__Dataset excerpts__:
★ ★ ★ ★ ★ ★ ★

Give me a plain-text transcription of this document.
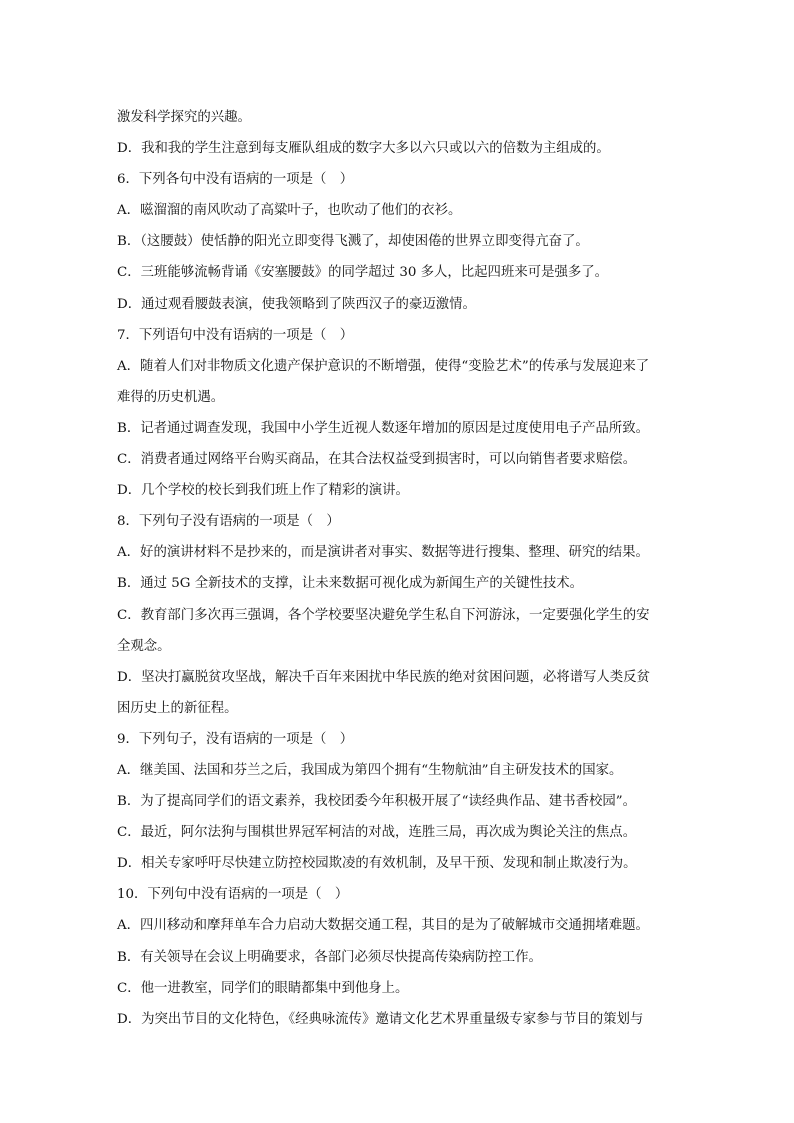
激发科学探究的兴趣。
D．我和我的学生注意到每支雁队组成的数字大多以六只或以六的倍数为主组成的。
6．下列各句中没有语病的一项是（　）
A．嗞溜溜的南风吹动了高粱叶子，也吹动了他们的衣衫。
B．（这腰鼓）使恬静的阳光立即变得飞溅了，却使困倦的世界立即变得亢奋了。
C．三班能够流畅背诵《安塞腰鼓》的同学超过 30 多人，比起四班来可是强多了。
D．通过观看腰鼓表演，使我领略到了陕西汉子的豪迈激情。
7．下列语句中没有语病的一项是（　）
A．随着人们对非物质文化遗产保护意识的不断增强，使得“变脸艺术”的传承与发展迎来了
难得的历史机遇。
B．记者通过调查发现，我国中小学生近视人数逐年增加的原因是过度使用电子产品所致。
C．消费者通过网络平台购买商品，在其合法权益受到损害时，可以向销售者要求赔偿。
D．几个学校的校长到我们班上作了精彩的演讲。
8．下列句子没有语病的一项是（　）
A．好的演讲材料不是抄来的，而是演讲者对事实、数据等进行搜集、整理、研究的结果。
B．通过 5G 全新技术的支撑，让未来数据可视化成为新闻生产的关键性技术。
C．教育部门多次再三强调，各个学校要坚决避免学生私自下河游泳，一定要强化学生的安
全观念。
D．坚决打赢脱贫攻坚战，解决千百年来困扰中华民族的绝对贫困问题，必将谱写人类反贫
困历史上的新征程。
9．下列句子，没有语病的一项是（　）
A．继美国、法国和芬兰之后，我国成为第四个拥有“生物航油”自主研发技术的国家。
B．为了提高同学们的语文素养，我校团委今年积极开展了“读经典作品、建书香校园”。
C．最近，阿尔法狗与围棋世界冠军柯洁的对战，连胜三局，再次成为舆论关注的焦点。
D．相关专家呼吁尽快建立防控校园欺凌的有效机制，及早干预、发现和制止欺凌行为。
10．下列句中没有语病的一项是（　）
A．四川移动和摩拜单车合力启动大数据交通工程，其目的是为了破解城市交通拥堵难题。
B．有关领导在会议上明确要求，各部门必须尽快提高传染病防控工作。
C．他一进教室，同学们的眼睛都集中到他身上。
D．为突出节目的文化特色，《经典咏流传》邀请文化艺术界重量级专家参与节目的策划与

★ ★ ★ ★ ★ ★ ★

__Goal__: Copy the material above exactly and drop the pictures.

__Solution for this task__:
Give me a plain-text transcription of this document.
激发科学探究的兴趣。
D．我和我的学生注意到每支雁队组成的数字大多以六只或以六的倍数为主组成的。
6．下列各句中没有语病的一项是（　）
A．嗞溜溜的南风吹动了高粱叶子，也吹动了他们的衣衫。
B．（这腰鼓）使恬静的阳光立即变得飞溅了，却使困倦的世界立即变得亢奋了。
C．三班能够流畅背诵《安塞腰鼓》的同学超过 30 多人，比起四班来可是强多了。
D．通过观看腰鼓表演，使我领略到了陕西汉子的豪迈激情。
7．下列语句中没有语病的一项是（　）
A．随着人们对非物质文化遗产保护意识的不断增强，使得“变脸艺术”的传承与发展迎来了
难得的历史机遇。
B．记者通过调查发现，我国中小学生近视人数逐年增加的原因是过度使用电子产品所致。
C．消费者通过网络平台购买商品，在其合法权益受到损害时，可以向销售者要求赔偿。
D．几个学校的校长到我们班上作了精彩的演讲。
8．下列句子没有语病的一项是（　）
A．好的演讲材料不是抄来的，而是演讲者对事实、数据等进行搜集、整理、研究的结果。
B．通过 5G 全新技术的支撑，让未来数据可视化成为新闻生产的关键性技术。
C．教育部门多次再三强调，各个学校要坚决避免学生私自下河游泳，一定要强化学生的安
全观念。
D．坚决打赢脱贫攻坚战，解决千百年来困扰中华民族的绝对贫困问题，必将谱写人类反贫
困历史上的新征程。
9．下列句子，没有语病的一项是（　）
A．继美国、法国和芬兰之后，我国成为第四个拥有“生物航油”自主研发技术的国家。
B．为了提高同学们的语文素养，我校团委今年积极开展了“读经典作品、建书香校园”。
C．最近，阿尔法狗与围棋世界冠军柯洁的对战，连胜三局，再次成为舆论关注的焦点。
D．相关专家呼吁尽快建立防控校园欺凌的有效机制，及早干预、发现和制止欺凌行为。
10．下列句中没有语病的一项是（　）
A．四川移动和摩拜单车合力启动大数据交通工程，其目的是为了破解城市交通拥堵难题。
B．有关领导在会议上明确要求，各部门必须尽快提高传染病防控工作。
C．他一进教室，同学们的眼睛都集中到他身上。
D．为突出节目的文化特色，《经典咏流传》邀请文化艺术界重量级专家参与节目的策划与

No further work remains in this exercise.